[Collected data entries]
□ □ □

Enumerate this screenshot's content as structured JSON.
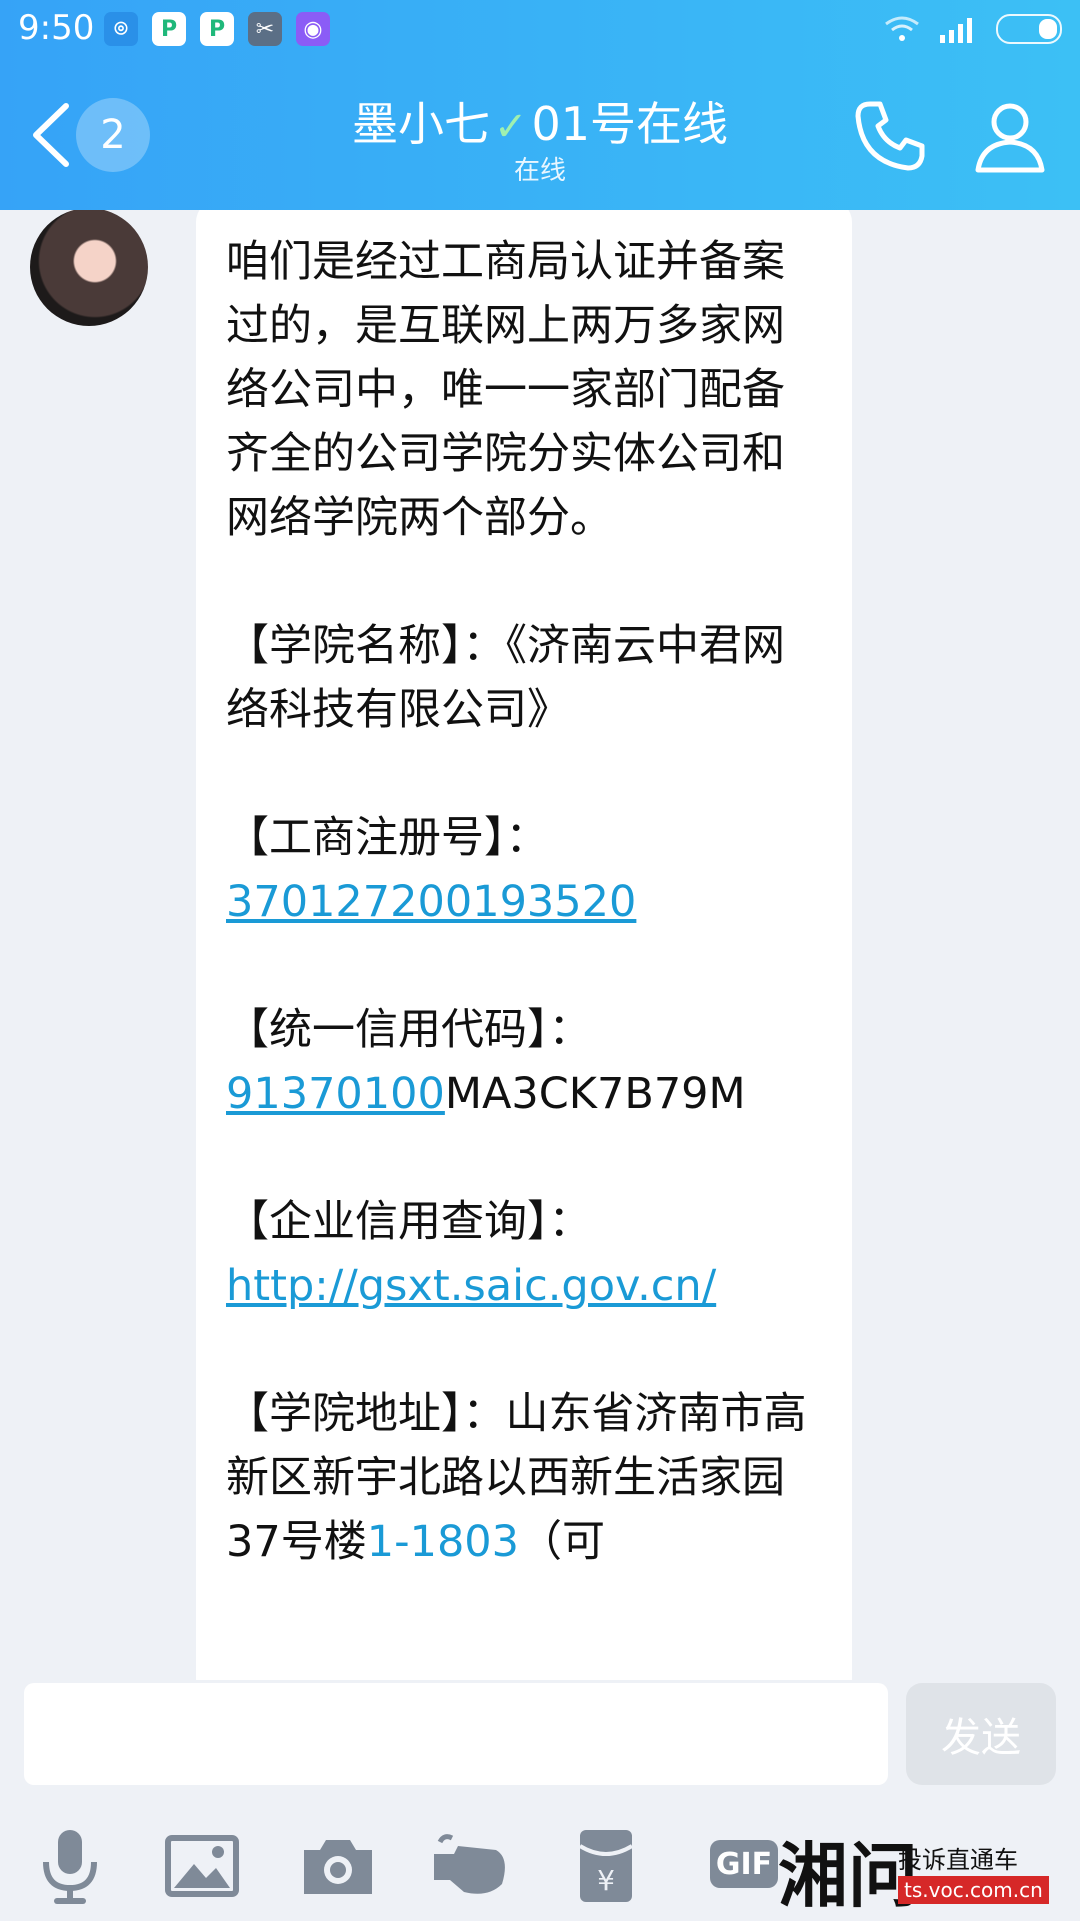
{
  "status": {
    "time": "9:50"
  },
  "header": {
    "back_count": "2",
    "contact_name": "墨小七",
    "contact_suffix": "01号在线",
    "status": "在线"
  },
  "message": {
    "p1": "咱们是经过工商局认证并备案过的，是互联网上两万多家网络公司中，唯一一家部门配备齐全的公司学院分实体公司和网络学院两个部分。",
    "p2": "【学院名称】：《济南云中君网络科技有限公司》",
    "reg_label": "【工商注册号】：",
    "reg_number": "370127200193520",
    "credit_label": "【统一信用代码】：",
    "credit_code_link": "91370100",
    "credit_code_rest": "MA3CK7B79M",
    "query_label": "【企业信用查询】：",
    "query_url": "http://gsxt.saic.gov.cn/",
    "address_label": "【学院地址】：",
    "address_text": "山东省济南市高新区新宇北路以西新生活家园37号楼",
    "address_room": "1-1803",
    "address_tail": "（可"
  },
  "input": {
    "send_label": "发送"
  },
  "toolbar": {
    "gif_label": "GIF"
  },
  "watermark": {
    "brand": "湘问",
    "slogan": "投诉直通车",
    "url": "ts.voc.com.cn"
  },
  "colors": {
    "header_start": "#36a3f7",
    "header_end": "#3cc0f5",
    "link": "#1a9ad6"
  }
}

□ □ □

EXERCISE DIRECTIONS »
Transcribe the whole listing, character for character, but not its images.

RESULT »
Enumerate this screenshot's content as structured JSON.
{
  "status": {
    "time": "9:50"
  },
  "header": {
    "back_count": "2",
    "contact_name": "墨小七",
    "contact_suffix": "01号在线",
    "status": "在线"
  },
  "message": {
    "p1": "咱们是经过工商局认证并备案过的，是互联网上两万多家网络公司中，唯一一家部门配备齐全的公司学院分实体公司和网络学院两个部分。",
    "p2": "【学院名称】：《济南云中君网络科技有限公司》",
    "reg_label": "【工商注册号】：",
    "reg_number": "370127200193520",
    "credit_label": "【统一信用代码】：",
    "credit_code_link": "91370100",
    "credit_code_rest": "MA3CK7B79M",
    "query_label": "【企业信用查询】：",
    "query_url": "http://gsxt.saic.gov.cn/",
    "address_label": "【学院地址】：",
    "address_text": "山东省济南市高新区新宇北路以西新生活家园37号楼",
    "address_room": "1-1803",
    "address_tail": "（可"
  },
  "input": {
    "send_label": "发送"
  },
  "toolbar": {
    "gif_label": "GIF"
  },
  "watermark": {
    "brand": "湘问",
    "slogan": "投诉直通车",
    "url": "ts.voc.com.cn"
  },
  "colors": {
    "header_start": "#36a3f7",
    "header_end": "#3cc0f5",
    "link": "#1a9ad6"
  }
}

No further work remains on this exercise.